--- RECORDS FOR PROCESSING ---
****************************************

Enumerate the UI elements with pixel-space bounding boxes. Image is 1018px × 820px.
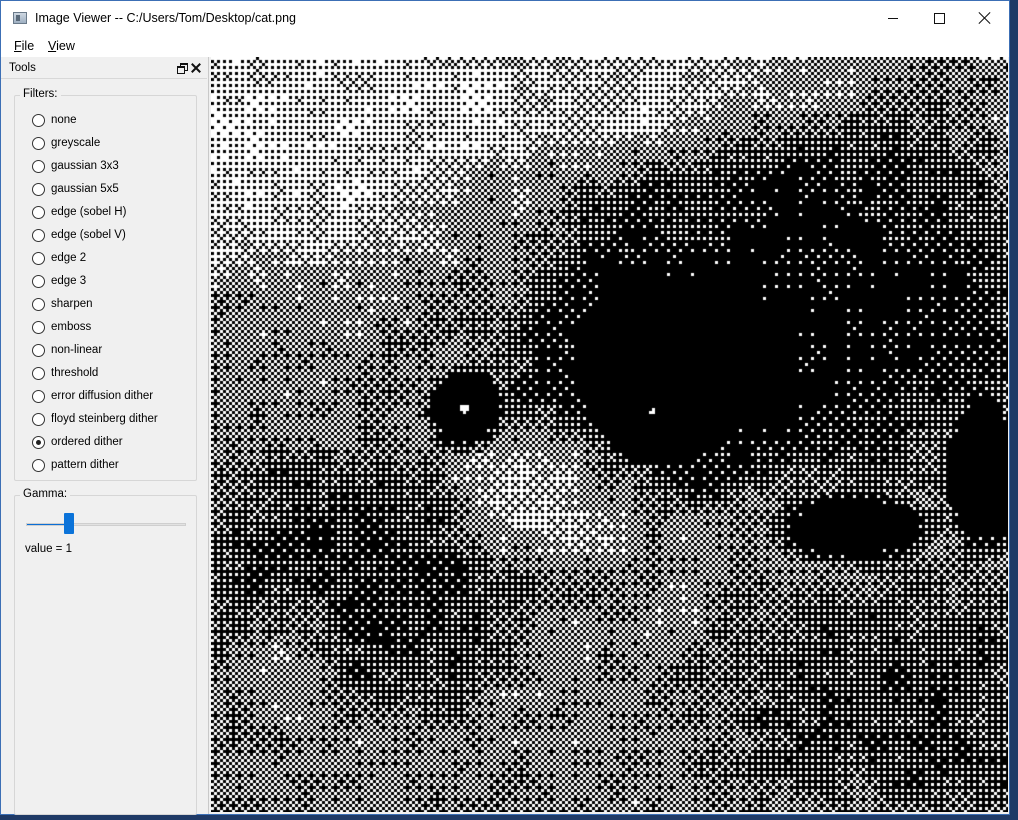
filter-radio-floyd-steinberg-dither[interactable]: floyd steinberg dither [32, 410, 158, 428]
filter-radio-edge-sobel-h[interactable]: edge (sobel H) [32, 203, 126, 221]
radio-unchecked-icon[interactable] [32, 274, 45, 288]
gamma-group: Gamma: value = 1 [14, 488, 197, 815]
filter-radio-greyscale[interactable]: greyscale [32, 134, 100, 152]
filter-radio-sharpen[interactable]: sharpen [32, 295, 93, 313]
filter-radio-label: edge (sobel H) [51, 206, 127, 218]
filter-radio-edge-2[interactable]: edge 2 [32, 249, 86, 267]
filters-group: Filters: none greyscale gaussian 3x3 gaussi… [14, 88, 197, 481]
close-icon [979, 12, 991, 24]
dock-close-icon[interactable] [191, 63, 201, 73]
radio-unchecked-icon[interactable] [32, 228, 45, 242]
radio-unchecked-icon[interactable] [32, 297, 45, 311]
image-viewport[interactable] [211, 57, 1008, 812]
app-icon [13, 12, 27, 24]
filter-radio-label: sharpen [51, 298, 93, 310]
filter-radio-label: pattern dither [51, 459, 119, 471]
minimize-button[interactable] [870, 1, 916, 35]
radio-unchecked-icon[interactable] [32, 366, 45, 380]
filter-radio-label: edge 3 [51, 275, 87, 287]
filter-radio-error-diffusion-dither[interactable]: error diffusion dither [32, 387, 153, 405]
filter-radio-label: none [51, 114, 77, 126]
radio-unchecked-icon[interactable] [32, 343, 45, 357]
filter-radio-edge-3[interactable]: edge 3 [32, 272, 86, 290]
radio-unchecked-icon[interactable] [32, 251, 45, 265]
radio-unchecked-icon[interactable] [32, 412, 45, 426]
dock-title: Tools [9, 62, 36, 74]
filter-radio-label: emboss [51, 321, 92, 333]
filter-radio-emboss[interactable]: emboss [32, 318, 91, 336]
gamma-slider-handle[interactable] [64, 513, 75, 534]
filter-radio-label: non-linear [51, 344, 103, 356]
filter-radio-label: gaussian 3x3 [51, 160, 119, 172]
filter-radio-label: floyd steinberg dither [51, 413, 158, 425]
minimize-icon [888, 17, 898, 19]
radio-unchecked-icon[interactable] [32, 205, 45, 219]
filter-radio-pattern-dither[interactable]: pattern dither [32, 456, 119, 474]
filter-radio-gaussian-5x5[interactable]: gaussian 5x5 [32, 180, 119, 198]
radio-unchecked-icon[interactable] [32, 113, 45, 127]
tools-dock: Tools Filters: none greyscale gaussian 3x3… [1, 57, 209, 815]
filter-radio-label: greyscale [51, 137, 101, 149]
filter-radio-label: gaussian 5x5 [51, 183, 119, 195]
filter-radio-label: edge (sobel V) [51, 229, 126, 241]
radio-unchecked-icon[interactable] [32, 389, 45, 403]
filter-radio-threshold[interactable]: threshold [32, 364, 98, 382]
filter-radio-gaussian-3x3[interactable]: gaussian 3x3 [32, 157, 119, 175]
filter-radio-label: ordered dither [51, 436, 123, 448]
filter-radio-label: edge 2 [51, 252, 87, 264]
gamma-value-label: value = 1 [25, 543, 72, 555]
close-button[interactable] [962, 1, 1008, 35]
maximize-button[interactable] [916, 1, 962, 35]
radio-checked-icon[interactable] [32, 435, 45, 449]
dock-header[interactable]: Tools [1, 58, 207, 79]
radio-unchecked-icon[interactable] [32, 159, 45, 173]
dock-float-icon[interactable] [177, 63, 188, 74]
filter-radio-label: error diffusion dither [51, 390, 154, 402]
filters-group-title: Filters: [20, 88, 61, 100]
radio-unchecked-icon[interactable] [32, 458, 45, 472]
filter-radio-edge-sobel-v[interactable]: edge (sobel V) [32, 226, 126, 244]
window-title: Image Viewer -- C:/Users/Tom/Desktop/cat… [35, 11, 296, 25]
filter-radio-non-linear[interactable]: non-linear [32, 341, 102, 359]
filter-radio-none[interactable]: none [32, 111, 77, 129]
filter-radio-ordered-dither[interactable]: ordered dither [32, 433, 123, 451]
gamma-slider-track[interactable] [26, 523, 186, 526]
menu-bar: File View [1, 35, 1009, 57]
menu-view[interactable]: View [46, 39, 77, 53]
radio-unchecked-icon[interactable] [32, 320, 45, 334]
maximize-icon [933, 12, 945, 24]
main-window: Image Viewer -- C:/Users/Tom/Desktop/cat… [0, 0, 1010, 815]
title-bar[interactable]: Image Viewer -- C:/Users/Tom/Desktop/cat… [1, 1, 1009, 35]
radio-unchecked-icon[interactable] [32, 182, 45, 196]
menu-file[interactable]: File [12, 39, 36, 53]
radio-unchecked-icon[interactable] [32, 136, 45, 150]
gamma-group-title: Gamma: [20, 488, 71, 500]
dithered-cat-image [211, 57, 1008, 812]
filter-radio-label: threshold [51, 367, 99, 379]
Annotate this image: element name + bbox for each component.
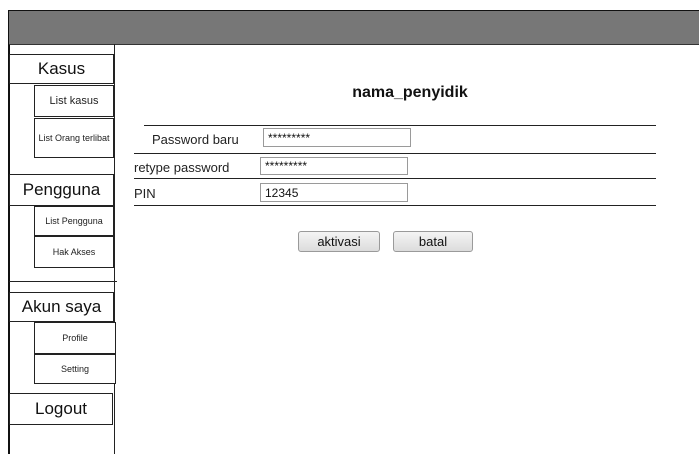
logout-button[interactable]: Logout <box>9 393 113 425</box>
password-baru-label: Password baru <box>152 132 239 147</box>
form-divider <box>134 178 656 179</box>
form-divider <box>134 205 656 206</box>
sidebar-item-profile[interactable]: Profile <box>34 322 116 354</box>
retype-password-field[interactable] <box>260 157 408 175</box>
aktivasi-button[interactable]: aktivasi <box>298 231 380 252</box>
sidebar-item-setting[interactable]: Setting <box>34 354 116 384</box>
pin-field[interactable] <box>260 183 408 202</box>
sidebar-item-hak-akses[interactable]: Hak Akses <box>34 236 114 268</box>
top-bar <box>9 11 699 45</box>
retype-password-label: retype password <box>134 160 230 175</box>
sidebar-section-kasus[interactable]: Kasus <box>9 54 114 84</box>
sidebar-item-list-orang-terlibat[interactable]: List Orang terlibat <box>34 118 114 158</box>
form-divider <box>144 125 656 126</box>
pin-label: PIN <box>134 186 156 201</box>
password-baru-field[interactable] <box>263 128 411 147</box>
sidebar-item-list-kasus[interactable]: List kasus <box>34 85 114 117</box>
sidebar-divider <box>114 44 115 454</box>
page-title: nama_penyidik <box>352 84 468 101</box>
form-divider <box>134 153 656 154</box>
sidebar-separator <box>9 281 117 282</box>
sidebar-section-akun-saya[interactable]: Akun saya <box>9 292 114 322</box>
sidebar-section-pengguna[interactable]: Pengguna <box>9 174 114 206</box>
batal-button[interactable]: batal <box>393 231 473 252</box>
sidebar-item-list-pengguna[interactable]: List Pengguna <box>34 206 114 236</box>
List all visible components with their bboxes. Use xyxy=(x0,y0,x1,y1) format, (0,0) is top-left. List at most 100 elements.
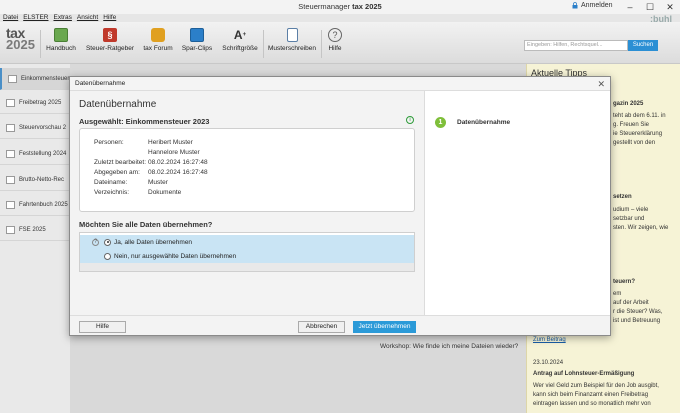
help-question-icon[interactable]: ? xyxy=(92,238,99,246)
info-key-personen: Personen: xyxy=(94,139,124,146)
video-icon xyxy=(190,28,204,42)
toolbar-handbuch[interactable]: Handbuch xyxy=(46,28,76,52)
toolbar-hilfe-label: Hilfe xyxy=(328,45,342,52)
tip-body-line: Wer viel Geld zum Beispiel für den Job a… xyxy=(533,383,659,389)
window-titlebar: Steuermanager tax 2025 Anmelden – ☐ ✕ xyxy=(0,0,680,14)
search-button[interactable]: Suchen xyxy=(628,40,658,51)
tip-line: em xyxy=(613,291,622,297)
data-import-dialog: Datenübernahme ✕ Datenübernahme Ausgewäh… xyxy=(69,76,611,336)
menu-datei[interactable]: Datei xyxy=(3,14,18,22)
sidebar-item-brutto-netto[interactable]: Brutto-Netto-Rec xyxy=(0,169,70,191)
tip-read-more-link[interactable]: Zum Beitrag xyxy=(533,336,566,344)
document-icon xyxy=(286,28,298,42)
option-selected-data[interactable]: Nein, nur ausgewählte Daten übernehmen xyxy=(80,249,414,263)
menubar: Datei ELSTER Extras Ansicht Hilfe xyxy=(3,14,116,22)
app-logo: tax 2025 xyxy=(6,26,36,52)
tip-line: udium – viele xyxy=(613,207,649,213)
font-size-icon: A+ xyxy=(233,28,247,42)
info-icon[interactable]: i xyxy=(406,116,414,124)
toolbar-tax-forum-label: tax Forum xyxy=(143,45,173,52)
info-value-person1: Heribert Muster xyxy=(148,139,193,146)
sidebar-item-label: Steuervorschau 2 xyxy=(19,124,67,131)
info-value-last-edited: 08.02.2024 16:27:48 xyxy=(148,159,208,166)
tip-line: teuern? xyxy=(613,279,636,285)
toolbar-separator xyxy=(263,30,264,58)
toolbar-musterschreiben[interactable]: Musterschreiben xyxy=(266,28,318,52)
calculator-icon xyxy=(6,175,15,184)
close-window-icon[interactable]: ✕ xyxy=(660,0,680,14)
toolbar-schriftgroesse-label: Schriftgröße xyxy=(222,45,258,52)
option-selected-data-label: Nein, nur ausgewählte Daten übernehmen xyxy=(114,252,237,260)
info-value-filename: Muster xyxy=(148,179,168,186)
tip-line: gazin 2025 xyxy=(613,101,644,107)
window-title-prefix: Steuermanager xyxy=(298,2,350,11)
sidebar-item-einkommensteuer[interactable]: Einkommensteuer xyxy=(0,68,70,90)
tip-line: ie Steuererklärung xyxy=(613,131,663,137)
menu-hilfe[interactable]: Hilfe xyxy=(103,14,116,22)
dialog-title: Datenübernahme xyxy=(75,80,126,87)
sidebar-item-freibetrag[interactable]: Freibetrag 2025 xyxy=(0,92,70,114)
info-key-last-edited: Zuletzt bearbeitet: xyxy=(94,159,147,166)
search-input[interactable]: Eingeben: Hilfen, Rechtsquel... xyxy=(524,40,628,51)
car-icon xyxy=(6,200,15,209)
info-key-directory: Verzeichnis: xyxy=(94,189,130,196)
tip-line: setzen xyxy=(613,194,632,200)
window-title-product: tax 2025 xyxy=(352,2,382,11)
maximize-icon[interactable]: ☐ xyxy=(640,0,660,14)
tip-date: 23.10.2024 xyxy=(533,360,564,366)
signin-label: Anmelden xyxy=(581,2,613,9)
menu-extras[interactable]: Extras xyxy=(53,14,71,22)
toolbar-tax-forum[interactable]: tax Forum xyxy=(142,28,174,52)
options-footer-strip xyxy=(80,263,414,271)
option-all-data[interactable]: ? Ja, alle Daten übernehmen xyxy=(80,235,414,249)
sidebar: Einkommensteuer Freibetrag 2025 Steuervo… xyxy=(0,64,70,413)
selected-file-label: Ausgewählt: Einkommensteuer 2023 xyxy=(79,117,210,126)
minimize-icon[interactable]: – xyxy=(620,0,640,14)
cancel-button[interactable]: Abbrechen xyxy=(298,321,345,333)
help-icon: ? xyxy=(328,28,342,42)
toolbar-spar-clips-label: Spar-Clips xyxy=(181,45,213,52)
dialog-main-pane: Datenübernahme Ausgewählt: Einkommensteu… xyxy=(70,91,425,315)
info-value-directory: Dokumente xyxy=(148,189,182,196)
toolbar-hilfe[interactable]: ? Hilfe xyxy=(326,28,344,52)
toolbar-musterschreiben-label: Musterschreiben xyxy=(267,45,317,52)
tip-line: gestellt von den xyxy=(613,140,656,146)
menu-ansicht[interactable]: Ansicht xyxy=(77,14,98,22)
paragraph-book-icon: § xyxy=(103,28,117,42)
workshop-link[interactable]: Workshop: Wie finde ich meine Dateien wi… xyxy=(380,343,518,350)
tax-doc-icon xyxy=(8,74,17,83)
preview-icon xyxy=(6,123,15,132)
lock-icon xyxy=(572,2,578,9)
buhl-logo: :buhl xyxy=(650,14,672,24)
toolbar-separator xyxy=(40,30,41,58)
step-label: Datenübernahme xyxy=(457,119,511,126)
radio-all-data[interactable] xyxy=(104,238,111,246)
radio-selected-data[interactable] xyxy=(104,252,111,260)
wizard-steps-pane: 1 Datenübernahme xyxy=(425,91,610,315)
logo-line2: 2025 xyxy=(6,37,35,52)
tip-line: g. Freuen Sie xyxy=(613,122,650,128)
step-number-badge: 1 xyxy=(435,117,446,128)
sidebar-item-fahrtenbuch[interactable]: Fahrtenbuch 2025 xyxy=(0,194,70,216)
signin-button[interactable]: Anmelden xyxy=(572,2,613,9)
feststellung-icon xyxy=(6,149,15,158)
forum-icon xyxy=(151,28,165,42)
info-value-submitted: 08.02.2024 16:27:48 xyxy=(148,169,208,176)
import-now-button[interactable]: Jetzt übernehmen xyxy=(353,321,416,333)
menu-elster[interactable]: ELSTER xyxy=(23,14,48,22)
tip-line: ist und Betreuung xyxy=(613,318,661,324)
help-button[interactable]: Hilfe xyxy=(79,321,126,333)
sidebar-item-label: Fahrtenbuch 2025 xyxy=(19,201,68,208)
toolbar-spar-clips[interactable]: Spar-Clips xyxy=(181,28,213,52)
sidebar-item-label: Brutto-Netto-Rec xyxy=(19,176,65,183)
toolbar-steuer-ratgeber[interactable]: § Steuer-Ratgeber xyxy=(84,28,136,52)
toolbar-schriftgroesse[interactable]: A+ Schriftgröße xyxy=(220,28,260,52)
sidebar-item-feststellung[interactable]: Feststellung 2024 xyxy=(0,143,70,165)
close-icon[interactable]: ✕ xyxy=(597,77,605,91)
tip-line: teht ab dem 6.11. in xyxy=(613,113,666,119)
sidebar-item-steuervorschau[interactable]: Steuervorschau 2 xyxy=(0,117,70,139)
sidebar-item-fse[interactable]: FSE 2025 xyxy=(0,219,70,241)
fse-doc-icon xyxy=(6,225,15,234)
toolbar-handbuch-label: Handbuch xyxy=(46,45,76,52)
freibetrag-icon xyxy=(6,98,15,107)
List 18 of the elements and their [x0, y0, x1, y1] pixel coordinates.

****************************************

--- WHAT YOU NEED TO DO ---
Retype the lines from the one containing "help-question-icon[interactable]: ? xyxy=(92,238,99,246)" through the one containing "tip-body-line: Wer viel", both included, exactly as they appear.

--- IN RESPONSE ---
help-question-icon[interactable]: ? xyxy=(92,238,99,246)
info-key-personen: Personen: xyxy=(94,139,124,146)
video-icon xyxy=(190,28,204,42)
toolbar-handbuch[interactable]: Handbuch xyxy=(46,28,76,52)
toolbar-hilfe-label: Hilfe xyxy=(328,45,342,52)
tip-body-line: Wer viel Geld zum Beispiel für den Job a… xyxy=(533,383,659,389)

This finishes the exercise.